<<<<
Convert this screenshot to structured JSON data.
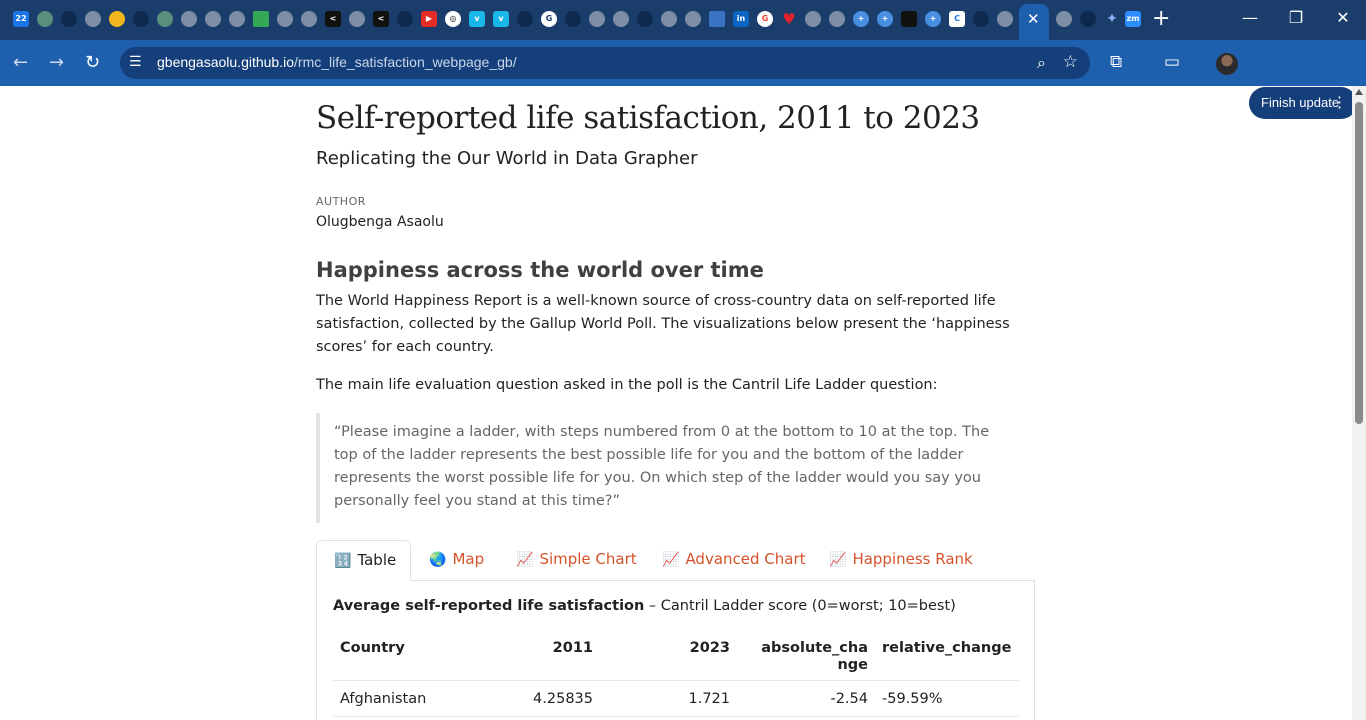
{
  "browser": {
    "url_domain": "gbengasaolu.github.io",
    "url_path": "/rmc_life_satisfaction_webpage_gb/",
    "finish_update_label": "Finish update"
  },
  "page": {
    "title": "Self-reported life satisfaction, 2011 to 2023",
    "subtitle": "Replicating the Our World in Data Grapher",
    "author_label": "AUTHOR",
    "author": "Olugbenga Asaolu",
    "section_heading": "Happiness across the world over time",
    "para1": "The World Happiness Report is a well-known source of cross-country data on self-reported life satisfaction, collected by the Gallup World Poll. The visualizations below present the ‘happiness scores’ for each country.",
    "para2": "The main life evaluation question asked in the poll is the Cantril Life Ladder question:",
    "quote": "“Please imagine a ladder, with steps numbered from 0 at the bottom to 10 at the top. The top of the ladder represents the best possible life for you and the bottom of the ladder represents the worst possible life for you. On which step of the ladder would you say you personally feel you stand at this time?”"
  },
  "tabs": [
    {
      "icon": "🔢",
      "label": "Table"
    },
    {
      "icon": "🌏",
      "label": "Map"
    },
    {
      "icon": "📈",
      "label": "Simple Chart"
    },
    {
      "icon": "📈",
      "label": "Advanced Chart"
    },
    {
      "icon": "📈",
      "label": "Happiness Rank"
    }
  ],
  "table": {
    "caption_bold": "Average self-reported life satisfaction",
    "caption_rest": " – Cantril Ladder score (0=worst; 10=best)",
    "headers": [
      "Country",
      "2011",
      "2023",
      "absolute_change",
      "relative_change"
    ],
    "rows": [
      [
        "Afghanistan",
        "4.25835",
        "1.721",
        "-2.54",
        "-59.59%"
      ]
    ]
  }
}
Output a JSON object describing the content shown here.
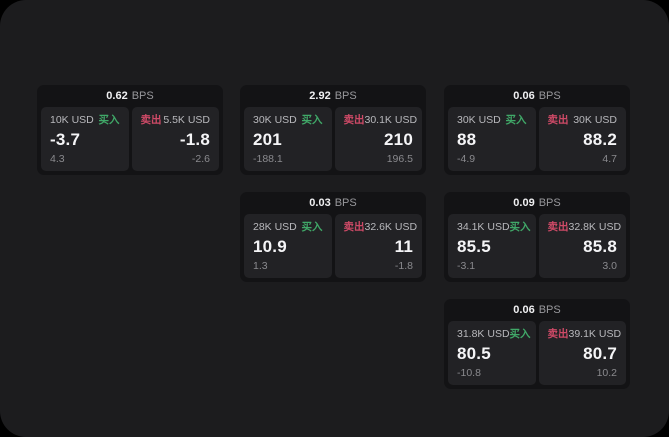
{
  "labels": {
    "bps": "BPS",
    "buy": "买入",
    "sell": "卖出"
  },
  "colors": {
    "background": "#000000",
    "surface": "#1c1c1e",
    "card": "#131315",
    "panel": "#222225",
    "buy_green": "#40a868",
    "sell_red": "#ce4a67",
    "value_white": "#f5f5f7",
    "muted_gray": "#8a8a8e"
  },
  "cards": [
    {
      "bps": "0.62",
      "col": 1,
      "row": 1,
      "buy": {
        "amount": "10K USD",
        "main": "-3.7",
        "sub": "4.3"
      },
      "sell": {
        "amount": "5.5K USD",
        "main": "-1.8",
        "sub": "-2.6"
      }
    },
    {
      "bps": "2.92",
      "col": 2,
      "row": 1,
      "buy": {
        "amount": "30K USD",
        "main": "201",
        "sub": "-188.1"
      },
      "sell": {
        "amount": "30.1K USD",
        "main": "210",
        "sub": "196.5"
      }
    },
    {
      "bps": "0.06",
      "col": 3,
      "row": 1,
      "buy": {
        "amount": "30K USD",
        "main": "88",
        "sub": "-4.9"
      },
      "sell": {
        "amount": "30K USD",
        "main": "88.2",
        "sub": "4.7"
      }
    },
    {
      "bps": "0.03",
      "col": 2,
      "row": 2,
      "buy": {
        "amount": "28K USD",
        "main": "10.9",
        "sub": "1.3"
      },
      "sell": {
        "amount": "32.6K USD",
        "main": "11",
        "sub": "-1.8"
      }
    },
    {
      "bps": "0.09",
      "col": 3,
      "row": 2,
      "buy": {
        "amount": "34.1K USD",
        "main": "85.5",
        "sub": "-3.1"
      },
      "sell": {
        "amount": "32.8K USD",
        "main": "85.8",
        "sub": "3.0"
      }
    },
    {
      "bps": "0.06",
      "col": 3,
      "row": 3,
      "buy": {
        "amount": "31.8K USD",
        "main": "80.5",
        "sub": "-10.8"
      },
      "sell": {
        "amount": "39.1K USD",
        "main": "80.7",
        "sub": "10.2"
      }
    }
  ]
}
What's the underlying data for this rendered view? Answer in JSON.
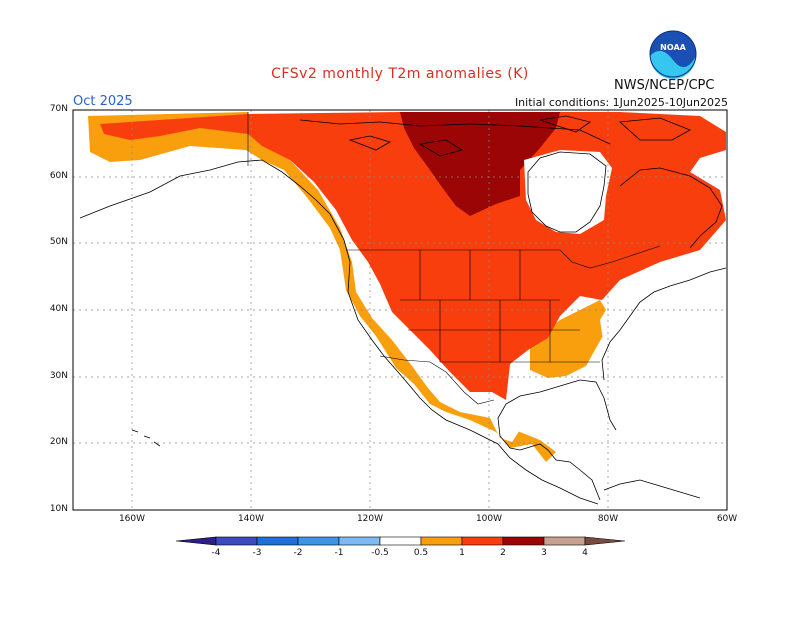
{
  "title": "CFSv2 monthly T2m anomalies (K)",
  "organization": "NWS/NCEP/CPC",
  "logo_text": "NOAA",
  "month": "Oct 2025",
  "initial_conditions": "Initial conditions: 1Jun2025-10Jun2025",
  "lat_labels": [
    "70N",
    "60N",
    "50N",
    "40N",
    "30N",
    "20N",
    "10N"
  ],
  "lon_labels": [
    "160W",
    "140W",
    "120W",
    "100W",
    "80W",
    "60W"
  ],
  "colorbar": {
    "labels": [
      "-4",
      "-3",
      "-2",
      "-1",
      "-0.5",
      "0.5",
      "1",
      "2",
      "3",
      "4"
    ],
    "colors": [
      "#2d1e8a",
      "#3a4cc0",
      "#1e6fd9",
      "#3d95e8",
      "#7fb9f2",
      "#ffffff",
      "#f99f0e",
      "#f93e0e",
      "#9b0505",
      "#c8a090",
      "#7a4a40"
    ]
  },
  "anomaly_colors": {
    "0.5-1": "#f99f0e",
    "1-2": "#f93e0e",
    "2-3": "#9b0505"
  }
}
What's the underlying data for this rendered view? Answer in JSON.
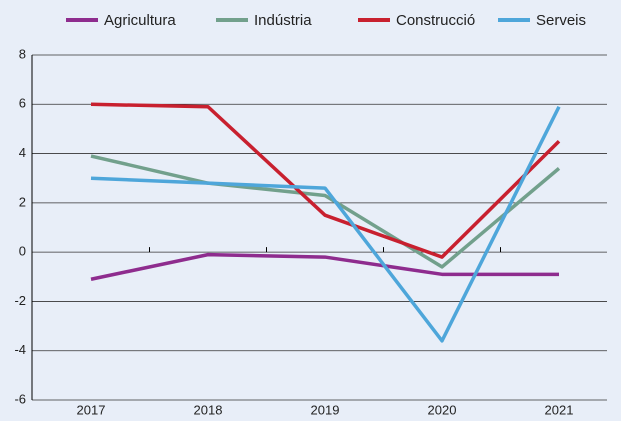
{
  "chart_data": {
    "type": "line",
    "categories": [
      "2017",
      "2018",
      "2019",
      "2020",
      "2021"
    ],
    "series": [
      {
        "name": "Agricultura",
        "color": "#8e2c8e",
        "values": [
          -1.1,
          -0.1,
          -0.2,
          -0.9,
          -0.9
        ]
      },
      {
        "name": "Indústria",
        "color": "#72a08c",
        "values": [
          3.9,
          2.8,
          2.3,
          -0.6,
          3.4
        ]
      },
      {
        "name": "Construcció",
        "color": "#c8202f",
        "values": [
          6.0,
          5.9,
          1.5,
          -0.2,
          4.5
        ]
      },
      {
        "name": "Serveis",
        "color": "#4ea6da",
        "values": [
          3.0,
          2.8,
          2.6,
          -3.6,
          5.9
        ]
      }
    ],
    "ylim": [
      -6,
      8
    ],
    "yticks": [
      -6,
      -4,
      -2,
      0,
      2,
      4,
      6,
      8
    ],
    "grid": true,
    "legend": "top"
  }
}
>>>>
• What needs to be done: Leave the images out, please, and restate each line word for word.

• The response:
Convert this screenshot to structured JSON data.
{
  "browser": {
    "url_domain": "gbengasaolu.github.io",
    "url_path": "/rmc_life_satisfaction_webpage_gb/",
    "finish_update_label": "Finish update"
  },
  "page": {
    "title": "Self-reported life satisfaction, 2011 to 2023",
    "subtitle": "Replicating the Our World in Data Grapher",
    "author_label": "AUTHOR",
    "author": "Olugbenga Asaolu",
    "section_heading": "Happiness across the world over time",
    "para1": "The World Happiness Report is a well-known source of cross-country data on self-reported life satisfaction, collected by the Gallup World Poll. The visualizations below present the ‘happiness scores’ for each country.",
    "para2": "The main life evaluation question asked in the poll is the Cantril Life Ladder question:",
    "quote": "“Please imagine a ladder, with steps numbered from 0 at the bottom to 10 at the top. The top of the ladder represents the best possible life for you and the bottom of the ladder represents the worst possible life for you. On which step of the ladder would you say you personally feel you stand at this time?”"
  },
  "tabs": [
    {
      "icon": "🔢",
      "label": "Table"
    },
    {
      "icon": "🌏",
      "label": "Map"
    },
    {
      "icon": "📈",
      "label": "Simple Chart"
    },
    {
      "icon": "📈",
      "label": "Advanced Chart"
    },
    {
      "icon": "📈",
      "label": "Happiness Rank"
    }
  ],
  "table": {
    "caption_bold": "Average self-reported life satisfaction",
    "caption_rest": " – Cantril Ladder score (0=worst; 10=best)",
    "headers": [
      "Country",
      "2011",
      "2023",
      "absolute_change",
      "relative_change"
    ],
    "rows": [
      [
        "Afghanistan",
        "4.25835",
        "1.721",
        "-2.54",
        "-59.59%"
      ]
    ]
  }
}
Output a JSON object describing the content shown here.
{
  "labels": {
    "bps": "BPS",
    "buy": "买入",
    "sell": "卖出"
  },
  "colors": {
    "background": "#000000",
    "surface": "#1c1c1e",
    "card": "#131315",
    "panel": "#222225",
    "buy_green": "#40a868",
    "sell_red": "#ce4a67",
    "value_white": "#f5f5f7",
    "muted_gray": "#8a8a8e"
  },
  "cards": [
    {
      "bps": "0.62",
      "col": 1,
      "row": 1,
      "buy": {
        "amount": "10K USD",
        "main": "-3.7",
        "sub": "4.3"
      },
      "sell": {
        "amount": "5.5K USD",
        "main": "-1.8",
        "sub": "-2.6"
      }
    },
    {
      "bps": "2.92",
      "col": 2,
      "row": 1,
      "buy": {
        "amount": "30K USD",
        "main": "201",
        "sub": "-188.1"
      },
      "sell": {
        "amount": "30.1K USD",
        "main": "210",
        "sub": "196.5"
      }
    },
    {
      "bps": "0.06",
      "col": 3,
      "row": 1,
      "buy": {
        "amount": "30K USD",
        "main": "88",
        "sub": "-4.9"
      },
      "sell": {
        "amount": "30K USD",
        "main": "88.2",
        "sub": "4.7"
      }
    },
    {
      "bps": "0.03",
      "col": 2,
      "row": 2,
      "buy": {
        "amount": "28K USD",
        "main": "10.9",
        "sub": "1.3"
      },
      "sell": {
        "amount": "32.6K USD",
        "main": "11",
        "sub": "-1.8"
      }
    },
    {
      "bps": "0.09",
      "col": 3,
      "row": 2,
      "buy": {
        "amount": "34.1K USD",
        "main": "85.5",
        "sub": "-3.1"
      },
      "sell": {
        "amount": "32.8K USD",
        "main": "85.8",
        "sub": "3.0"
      }
    },
    {
      "bps": "0.06",
      "col": 3,
      "row": 3,
      "buy": {
        "amount": "31.8K USD",
        "main": "80.5",
        "sub": "-10.8"
      },
      "sell": {
        "amount": "39.1K USD",
        "main": "80.7",
        "sub": "10.2"
      }
    }
  ]
}
What's the underlying data for this rendered view? Answer in JSON.
{
  "title": "CFSv2 monthly T2m anomalies (K)",
  "organization": "NWS/NCEP/CPC",
  "logo_text": "NOAA",
  "month": "Oct 2025",
  "initial_conditions": "Initial conditions: 1Jun2025-10Jun2025",
  "lat_labels": [
    "70N",
    "60N",
    "50N",
    "40N",
    "30N",
    "20N",
    "10N"
  ],
  "lon_labels": [
    "160W",
    "140W",
    "120W",
    "100W",
    "80W",
    "60W"
  ],
  "colorbar": {
    "labels": [
      "-4",
      "-3",
      "-2",
      "-1",
      "-0.5",
      "0.5",
      "1",
      "2",
      "3",
      "4"
    ],
    "colors": [
      "#2d1e8a",
      "#3a4cc0",
      "#1e6fd9",
      "#3d95e8",
      "#7fb9f2",
      "#ffffff",
      "#f99f0e",
      "#f93e0e",
      "#9b0505",
      "#c8a090",
      "#7a4a40"
    ]
  },
  "anomaly_colors": {
    "0.5-1": "#f99f0e",
    "1-2": "#f93e0e",
    "2-3": "#9b0505"
  }
}
What's the underlying data for this rendered view? Answer in JSON.
{
  "chart_data": {
    "type": "line",
    "categories": [
      "2017",
      "2018",
      "2019",
      "2020",
      "2021"
    ],
    "series": [
      {
        "name": "Agricultura",
        "color": "#8e2c8e",
        "values": [
          -1.1,
          -0.1,
          -0.2,
          -0.9,
          -0.9
        ]
      },
      {
        "name": "Indústria",
        "color": "#72a08c",
        "values": [
          3.9,
          2.8,
          2.3,
          -0.6,
          3.4
        ]
      },
      {
        "name": "Construcció",
        "color": "#c8202f",
        "values": [
          6.0,
          5.9,
          1.5,
          -0.2,
          4.5
        ]
      },
      {
        "name": "Serveis",
        "color": "#4ea6da",
        "values": [
          3.0,
          2.8,
          2.6,
          -3.6,
          5.9
        ]
      }
    ],
    "ylim": [
      -6,
      8
    ],
    "yticks": [
      -6,
      -4,
      -2,
      0,
      2,
      4,
      6,
      8
    ],
    "grid": true,
    "legend": "top"
  }
}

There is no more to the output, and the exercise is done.